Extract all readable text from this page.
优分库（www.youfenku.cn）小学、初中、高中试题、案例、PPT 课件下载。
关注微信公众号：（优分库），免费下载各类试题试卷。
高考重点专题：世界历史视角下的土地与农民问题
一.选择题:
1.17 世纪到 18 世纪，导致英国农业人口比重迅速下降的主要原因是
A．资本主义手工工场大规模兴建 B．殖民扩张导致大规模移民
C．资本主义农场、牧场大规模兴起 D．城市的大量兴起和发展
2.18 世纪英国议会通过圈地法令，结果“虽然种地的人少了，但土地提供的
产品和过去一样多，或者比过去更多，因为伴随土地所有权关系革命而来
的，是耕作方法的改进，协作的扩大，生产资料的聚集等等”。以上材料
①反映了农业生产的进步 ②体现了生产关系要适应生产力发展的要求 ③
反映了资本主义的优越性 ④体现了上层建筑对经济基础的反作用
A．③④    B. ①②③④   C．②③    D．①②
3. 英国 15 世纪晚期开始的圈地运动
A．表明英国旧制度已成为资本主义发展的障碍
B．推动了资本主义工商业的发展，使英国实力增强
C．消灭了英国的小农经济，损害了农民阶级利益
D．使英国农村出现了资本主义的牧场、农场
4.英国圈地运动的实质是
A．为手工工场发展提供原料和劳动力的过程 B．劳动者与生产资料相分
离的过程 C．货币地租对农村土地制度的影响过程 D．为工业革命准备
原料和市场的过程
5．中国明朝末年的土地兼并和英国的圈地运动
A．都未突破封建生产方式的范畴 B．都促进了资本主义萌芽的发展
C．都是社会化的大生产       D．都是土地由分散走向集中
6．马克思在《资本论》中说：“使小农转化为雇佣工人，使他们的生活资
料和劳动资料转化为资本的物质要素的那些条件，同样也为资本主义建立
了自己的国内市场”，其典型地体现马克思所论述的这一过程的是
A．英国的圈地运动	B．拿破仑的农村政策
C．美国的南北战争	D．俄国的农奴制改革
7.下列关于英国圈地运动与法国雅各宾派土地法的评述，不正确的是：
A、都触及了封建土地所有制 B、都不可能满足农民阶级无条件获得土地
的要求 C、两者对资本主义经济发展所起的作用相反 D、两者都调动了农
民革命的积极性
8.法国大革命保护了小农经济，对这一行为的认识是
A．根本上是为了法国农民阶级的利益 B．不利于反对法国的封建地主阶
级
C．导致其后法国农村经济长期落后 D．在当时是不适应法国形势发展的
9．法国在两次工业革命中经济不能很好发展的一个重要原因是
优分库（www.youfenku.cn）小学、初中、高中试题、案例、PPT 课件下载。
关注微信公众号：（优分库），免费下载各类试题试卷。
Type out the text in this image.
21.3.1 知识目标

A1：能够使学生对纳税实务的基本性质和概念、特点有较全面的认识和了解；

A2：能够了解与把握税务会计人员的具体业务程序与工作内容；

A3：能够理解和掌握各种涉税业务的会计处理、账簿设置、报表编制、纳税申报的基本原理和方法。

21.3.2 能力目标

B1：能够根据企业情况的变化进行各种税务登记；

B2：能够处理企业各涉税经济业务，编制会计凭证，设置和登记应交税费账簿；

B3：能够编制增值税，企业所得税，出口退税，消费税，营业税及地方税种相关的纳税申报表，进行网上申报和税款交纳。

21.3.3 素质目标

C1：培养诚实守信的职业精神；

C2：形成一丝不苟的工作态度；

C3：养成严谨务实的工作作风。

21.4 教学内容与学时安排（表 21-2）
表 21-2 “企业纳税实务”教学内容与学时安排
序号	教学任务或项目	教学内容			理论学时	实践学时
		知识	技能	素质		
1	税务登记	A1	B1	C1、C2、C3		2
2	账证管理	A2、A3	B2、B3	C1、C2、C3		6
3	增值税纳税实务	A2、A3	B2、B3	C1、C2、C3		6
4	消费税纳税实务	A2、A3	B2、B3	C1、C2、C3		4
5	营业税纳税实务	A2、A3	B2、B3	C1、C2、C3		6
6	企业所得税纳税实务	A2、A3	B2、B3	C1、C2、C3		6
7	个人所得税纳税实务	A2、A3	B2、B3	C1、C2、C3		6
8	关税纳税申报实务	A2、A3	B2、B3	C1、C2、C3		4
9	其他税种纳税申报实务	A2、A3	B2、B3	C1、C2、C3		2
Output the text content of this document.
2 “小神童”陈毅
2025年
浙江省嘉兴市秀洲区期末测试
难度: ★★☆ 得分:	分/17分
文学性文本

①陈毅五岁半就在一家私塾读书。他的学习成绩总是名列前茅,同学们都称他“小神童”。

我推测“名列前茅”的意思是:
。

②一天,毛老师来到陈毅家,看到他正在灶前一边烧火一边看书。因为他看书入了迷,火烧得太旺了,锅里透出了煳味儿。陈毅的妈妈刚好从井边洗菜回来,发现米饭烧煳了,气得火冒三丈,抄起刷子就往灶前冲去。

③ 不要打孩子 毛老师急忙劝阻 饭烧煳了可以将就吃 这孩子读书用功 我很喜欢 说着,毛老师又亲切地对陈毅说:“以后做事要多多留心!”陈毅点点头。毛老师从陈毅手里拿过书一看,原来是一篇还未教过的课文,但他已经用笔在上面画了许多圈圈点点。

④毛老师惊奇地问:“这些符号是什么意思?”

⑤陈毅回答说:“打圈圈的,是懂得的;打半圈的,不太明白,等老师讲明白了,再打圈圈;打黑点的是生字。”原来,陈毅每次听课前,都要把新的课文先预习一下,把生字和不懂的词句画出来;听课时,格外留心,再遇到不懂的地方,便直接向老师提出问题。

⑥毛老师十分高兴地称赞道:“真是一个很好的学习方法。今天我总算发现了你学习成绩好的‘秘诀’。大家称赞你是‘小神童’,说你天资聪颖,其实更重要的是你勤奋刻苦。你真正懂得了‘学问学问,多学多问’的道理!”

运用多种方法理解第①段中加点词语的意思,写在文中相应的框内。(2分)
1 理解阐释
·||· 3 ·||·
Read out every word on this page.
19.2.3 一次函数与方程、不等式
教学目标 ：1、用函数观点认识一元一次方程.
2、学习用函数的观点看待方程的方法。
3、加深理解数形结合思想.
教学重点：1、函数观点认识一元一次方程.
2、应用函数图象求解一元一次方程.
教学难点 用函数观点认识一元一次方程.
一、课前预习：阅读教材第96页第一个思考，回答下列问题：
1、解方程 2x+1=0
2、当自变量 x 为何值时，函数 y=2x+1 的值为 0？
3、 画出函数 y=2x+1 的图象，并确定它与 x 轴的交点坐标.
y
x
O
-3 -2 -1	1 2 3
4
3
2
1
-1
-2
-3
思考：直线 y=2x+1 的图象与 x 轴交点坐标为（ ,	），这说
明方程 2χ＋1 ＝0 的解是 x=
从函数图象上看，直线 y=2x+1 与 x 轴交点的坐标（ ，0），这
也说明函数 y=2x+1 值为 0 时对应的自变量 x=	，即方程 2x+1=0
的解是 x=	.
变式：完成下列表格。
------
The problem
All of the entries need to be reproduced exactly; please write them out.

Written response
Extract all readable text from this page.
优分库（www.youfenku.cn）小学、初中、高中试题、案例、PPT 课件下载。
关注微信公众号：（优分库），免费下载各类试题试卷。
高考重点专题：世界历史视角下的土地与农民问题
一.选择题:
1.17 世纪到 18 世纪，导致英国农业人口比重迅速下降的主要原因是
A．资本主义手工工场大规模兴建 B．殖民扩张导致大规模移民
C．资本主义农场、牧场大规模兴起 D．城市的大量兴起和发展
2.18 世纪英国议会通过圈地法令，结果“虽然种地的人少了，但土地提供的
产品和过去一样多，或者比过去更多，因为伴随土地所有权关系革命而来
的，是耕作方法的改进，协作的扩大，生产资料的聚集等等”。以上材料
①反映了农业生产的进步 ②体现了生产关系要适应生产力发展的要求 ③
反映了资本主义的优越性 ④体现了上层建筑对经济基础的反作用
A．③④    B. ①②③④   C．②③    D．①②
3. 英国 15 世纪晚期开始的圈地运动
A．表明英国旧制度已成为资本主义发展的障碍
B．推动了资本主义工商业的发展，使英国实力增强
C．消灭了英国的小农经济，损害了农民阶级利益
D．使英国农村出现了资本主义的牧场、农场
4.英国圈地运动的实质是
A．为手工工场发展提供原料和劳动力的过程 B．劳动者与生产资料相分
离的过程 C．货币地租对农村土地制度的影响过程 D．为工业革命准备
原料和市场的过程
5．中国明朝末年的土地兼并和英国的圈地运动
A．都未突破封建生产方式的范畴 B．都促进了资本主义萌芽的发展
C．都是社会化的大生产       D．都是土地由分散走向集中
6．马克思在《资本论》中说：“使小农转化为雇佣工人，使他们的生活资
料和劳动资料转化为资本的物质要素的那些条件，同样也为资本主义建立
了自己的国内市场”，其典型地体现马克思所论述的这一过程的是
A．英国的圈地运动	B．拿破仑的农村政策
C．美国的南北战争	D．俄国的农奴制改革
7.下列关于英国圈地运动与法国雅各宾派土地法的评述，不正确的是：
A、都触及了封建土地所有制 B、都不可能满足农民阶级无条件获得土地
的要求 C、两者对资本主义经济发展所起的作用相反 D、两者都调动了农
民革命的积极性
8.法国大革命保护了小农经济，对这一行为的认识是
A．根本上是为了法国农民阶级的利益 B．不利于反对法国的封建地主阶
级
C．导致其后法国农村经济长期落后 D．在当时是不适应法国形势发展的
9．法国在两次工业革命中经济不能很好发展的一个重要原因是
优分库（www.youfenku.cn）小学、初中、高中试题、案例、PPT 课件下载。
关注微信公众号：（优分库），免费下载各类试题试卷。
Type out the text in this image.
21.3.1 知识目标

A1：能够使学生对纳税实务的基本性质和概念、特点有较全面的认识和了解；

A2：能够了解与把握税务会计人员的具体业务程序与工作内容；

A3：能够理解和掌握各种涉税业务的会计处理、账簿设置、报表编制、纳税申报的基本原理和方法。

21.3.2 能力目标

B1：能够根据企业情况的变化进行各种税务登记；

B2：能够处理企业各涉税经济业务，编制会计凭证，设置和登记应交税费账簿；

B3：能够编制增值税，企业所得税，出口退税，消费税，营业税及地方税种相关的纳税申报表，进行网上申报和税款交纳。

21.3.3 素质目标

C1：培养诚实守信的职业精神；

C2：形成一丝不苟的工作态度；

C3：养成严谨务实的工作作风。

21.4 教学内容与学时安排（表 21-2）
表 21-2 “企业纳税实务”教学内容与学时安排
序号	教学任务或项目	教学内容			理论学时	实践学时
		知识	技能	素质		
1	税务登记	A1	B1	C1、C2、C3		2
2	账证管理	A2、A3	B2、B3	C1、C2、C3		6
3	增值税纳税实务	A2、A3	B2、B3	C1、C2、C3		6
4	消费税纳税实务	A2、A3	B2、B3	C1、C2、C3		4
5	营业税纳税实务	A2、A3	B2、B3	C1、C2、C3		6
6	企业所得税纳税实务	A2、A3	B2、B3	C1、C2、C3		6
7	个人所得税纳税实务	A2、A3	B2、B3	C1、C2、C3		6
8	关税纳税申报实务	A2、A3	B2、B3	C1、C2、C3		4
9	其他税种纳税申报实务	A2、A3	B2、B3	C1、C2、C3		2
Output the text content of this document.
2 “小神童”陈毅
2025年
浙江省嘉兴市秀洲区期末测试
难度: ★★☆ 得分:	分/17分
文学性文本

①陈毅五岁半就在一家私塾读书。他的学习成绩总是名列前茅,同学们都称他“小神童”。

我推测“名列前茅”的意思是:
。

②一天,毛老师来到陈毅家,看到他正在灶前一边烧火一边看书。因为他看书入了迷,火烧得太旺了,锅里透出了煳味儿。陈毅的妈妈刚好从井边洗菜回来,发现米饭烧煳了,气得火冒三丈,抄起刷子就往灶前冲去。

③ 不要打孩子 毛老师急忙劝阻 饭烧煳了可以将就吃 这孩子读书用功 我很喜欢 说着,毛老师又亲切地对陈毅说:“以后做事要多多留心!”陈毅点点头。毛老师从陈毅手里拿过书一看,原来是一篇还未教过的课文,但他已经用笔在上面画了许多圈圈点点。

④毛老师惊奇地问:“这些符号是什么意思?”

⑤陈毅回答说:“打圈圈的,是懂得的;打半圈的,不太明白,等老师讲明白了,再打圈圈;打黑点的是生字。”原来,陈毅每次听课前,都要把新的课文先预习一下,把生字和不懂的词句画出来;听课时,格外留心,再遇到不懂的地方,便直接向老师提出问题。

⑥毛老师十分高兴地称赞道:“真是一个很好的学习方法。今天我总算发现了你学习成绩好的‘秘诀’。大家称赞你是‘小神童’,说你天资聪颖,其实更重要的是你勤奋刻苦。你真正懂得了‘学问学问,多学多问’的道理!”

运用多种方法理解第①段中加点词语的意思,写在文中相应的框内。(2分)
1 理解阐释
·||· 3 ·||·
Read out every word on this page.
19.2.3 一次函数与方程、不等式
教学目标 ：1、用函数观点认识一元一次方程.
2、学习用函数的观点看待方程的方法。
3、加深理解数形结合思想.
教学重点：1、函数观点认识一元一次方程.
2、应用函数图象求解一元一次方程.
教学难点 用函数观点认识一元一次方程.
一、课前预习：阅读教材第96页第一个思考，回答下列问题：
1、解方程 2x+1=0
2、当自变量 x 为何值时，函数 y=2x+1 的值为 0？
3、 画出函数 y=2x+1 的图象，并确定它与 x 轴的交点坐标.
y
x
O
-3 -2 -1	1 2 3
4
3
2
1
-1
-2
-3
思考：直线 y=2x+1 的图象与 x 轴交点坐标为（ ,	），这说
明方程 2χ＋1 ＝0 的解是 x=
从函数图象上看，直线 y=2x+1 与 x 轴交点的坐标（ ，0），这
也说明函数 y=2x+1 值为 0 时对应的自变量 x=	，即方程 2x+1=0
的解是 x=	.
变式：完成下列表格。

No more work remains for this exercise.